● EXERCISE TASK:
Could you set out the stretch of the listing from its first line through the line containing "data-point bbox=[540, 261, 544, 265]" as a numbered list, leaving out any blank lines?

● PROVIDED INFORMATION:
————

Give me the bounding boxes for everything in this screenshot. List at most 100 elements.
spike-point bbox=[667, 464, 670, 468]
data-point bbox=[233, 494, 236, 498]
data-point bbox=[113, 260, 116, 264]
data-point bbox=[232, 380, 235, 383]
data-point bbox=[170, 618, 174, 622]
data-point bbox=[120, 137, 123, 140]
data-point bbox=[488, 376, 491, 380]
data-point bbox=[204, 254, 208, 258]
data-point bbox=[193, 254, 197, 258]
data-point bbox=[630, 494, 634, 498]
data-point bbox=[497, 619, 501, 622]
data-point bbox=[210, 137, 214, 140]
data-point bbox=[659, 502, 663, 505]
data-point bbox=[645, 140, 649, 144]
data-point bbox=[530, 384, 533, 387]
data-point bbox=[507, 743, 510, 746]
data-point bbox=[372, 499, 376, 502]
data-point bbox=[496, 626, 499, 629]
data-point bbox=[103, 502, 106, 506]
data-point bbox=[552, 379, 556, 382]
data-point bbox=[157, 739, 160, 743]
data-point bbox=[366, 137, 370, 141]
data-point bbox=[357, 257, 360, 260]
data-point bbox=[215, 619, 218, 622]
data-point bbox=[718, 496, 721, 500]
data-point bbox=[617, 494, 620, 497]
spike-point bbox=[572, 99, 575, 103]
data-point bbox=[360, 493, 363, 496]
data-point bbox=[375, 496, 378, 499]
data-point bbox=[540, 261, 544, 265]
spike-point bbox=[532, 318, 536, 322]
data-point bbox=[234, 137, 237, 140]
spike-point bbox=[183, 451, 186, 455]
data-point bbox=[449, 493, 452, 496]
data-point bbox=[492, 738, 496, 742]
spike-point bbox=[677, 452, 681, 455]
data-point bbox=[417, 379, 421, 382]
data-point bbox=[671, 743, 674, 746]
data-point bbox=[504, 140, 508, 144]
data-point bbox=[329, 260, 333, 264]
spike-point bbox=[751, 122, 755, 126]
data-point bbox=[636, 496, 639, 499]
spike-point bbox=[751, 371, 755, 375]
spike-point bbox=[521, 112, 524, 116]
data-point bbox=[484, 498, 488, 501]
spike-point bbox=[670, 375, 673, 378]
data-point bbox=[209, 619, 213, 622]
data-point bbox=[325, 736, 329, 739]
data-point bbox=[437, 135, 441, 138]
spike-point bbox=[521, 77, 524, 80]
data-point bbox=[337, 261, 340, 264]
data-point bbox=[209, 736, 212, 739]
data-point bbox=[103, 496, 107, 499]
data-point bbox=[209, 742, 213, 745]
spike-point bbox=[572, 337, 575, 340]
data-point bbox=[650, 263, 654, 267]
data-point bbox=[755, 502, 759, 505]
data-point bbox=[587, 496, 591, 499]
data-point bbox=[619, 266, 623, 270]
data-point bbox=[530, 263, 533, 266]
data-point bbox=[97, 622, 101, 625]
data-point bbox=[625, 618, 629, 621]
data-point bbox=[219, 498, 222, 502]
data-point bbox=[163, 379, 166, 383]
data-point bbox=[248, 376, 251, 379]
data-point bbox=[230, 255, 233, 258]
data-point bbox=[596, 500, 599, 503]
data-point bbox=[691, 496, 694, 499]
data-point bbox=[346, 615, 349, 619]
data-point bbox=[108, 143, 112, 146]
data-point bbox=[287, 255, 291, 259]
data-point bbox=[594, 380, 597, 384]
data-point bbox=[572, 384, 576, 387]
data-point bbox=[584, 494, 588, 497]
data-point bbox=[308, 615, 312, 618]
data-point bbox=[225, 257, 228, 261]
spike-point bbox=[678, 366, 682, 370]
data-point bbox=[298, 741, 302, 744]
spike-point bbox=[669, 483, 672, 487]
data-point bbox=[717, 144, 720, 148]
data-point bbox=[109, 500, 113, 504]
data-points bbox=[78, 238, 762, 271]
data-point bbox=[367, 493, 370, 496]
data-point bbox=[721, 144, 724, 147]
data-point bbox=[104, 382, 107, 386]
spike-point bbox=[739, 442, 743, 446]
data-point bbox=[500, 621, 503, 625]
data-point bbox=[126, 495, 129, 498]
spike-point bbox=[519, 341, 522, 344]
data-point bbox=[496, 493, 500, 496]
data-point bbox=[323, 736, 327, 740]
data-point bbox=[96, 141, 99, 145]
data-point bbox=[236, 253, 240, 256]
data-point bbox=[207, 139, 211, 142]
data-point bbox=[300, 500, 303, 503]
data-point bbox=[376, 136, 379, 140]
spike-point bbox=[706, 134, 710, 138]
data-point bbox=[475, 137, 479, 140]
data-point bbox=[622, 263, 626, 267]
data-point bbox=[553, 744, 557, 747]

————

● TASK ANSWER:
1. Give me the bounding boxes for everything in this screenshot. List at most 100 elements.
2. spike-point bbox=[667, 464, 670, 468]
3. data-point bbox=[233, 494, 236, 498]
4. data-point bbox=[113, 260, 116, 264]
5. data-point bbox=[232, 380, 235, 383]
6. data-point bbox=[170, 618, 174, 622]
7. data-point bbox=[120, 137, 123, 140]
8. data-point bbox=[488, 376, 491, 380]
9. data-point bbox=[204, 254, 208, 258]
10. data-point bbox=[193, 254, 197, 258]
11. data-point bbox=[630, 494, 634, 498]
12. data-point bbox=[497, 619, 501, 622]
13. data-point bbox=[210, 137, 214, 140]
14. data-point bbox=[659, 502, 663, 505]
15. data-point bbox=[645, 140, 649, 144]
16. data-point bbox=[530, 384, 533, 387]
17. data-point bbox=[507, 743, 510, 746]
18. data-point bbox=[372, 499, 376, 502]
19. data-point bbox=[496, 626, 499, 629]
20. data-point bbox=[103, 502, 106, 506]
21. data-point bbox=[552, 379, 556, 382]
22. data-point bbox=[157, 739, 160, 743]
23. data-point bbox=[366, 137, 370, 141]
24. data-point bbox=[357, 257, 360, 260]
25. data-point bbox=[215, 619, 218, 622]
26. data-point bbox=[718, 496, 721, 500]
27. data-point bbox=[617, 494, 620, 497]
28. spike-point bbox=[572, 99, 575, 103]
29. data-point bbox=[360, 493, 363, 496]
30. data-point bbox=[375, 496, 378, 499]
31. data-point bbox=[540, 261, 544, 265]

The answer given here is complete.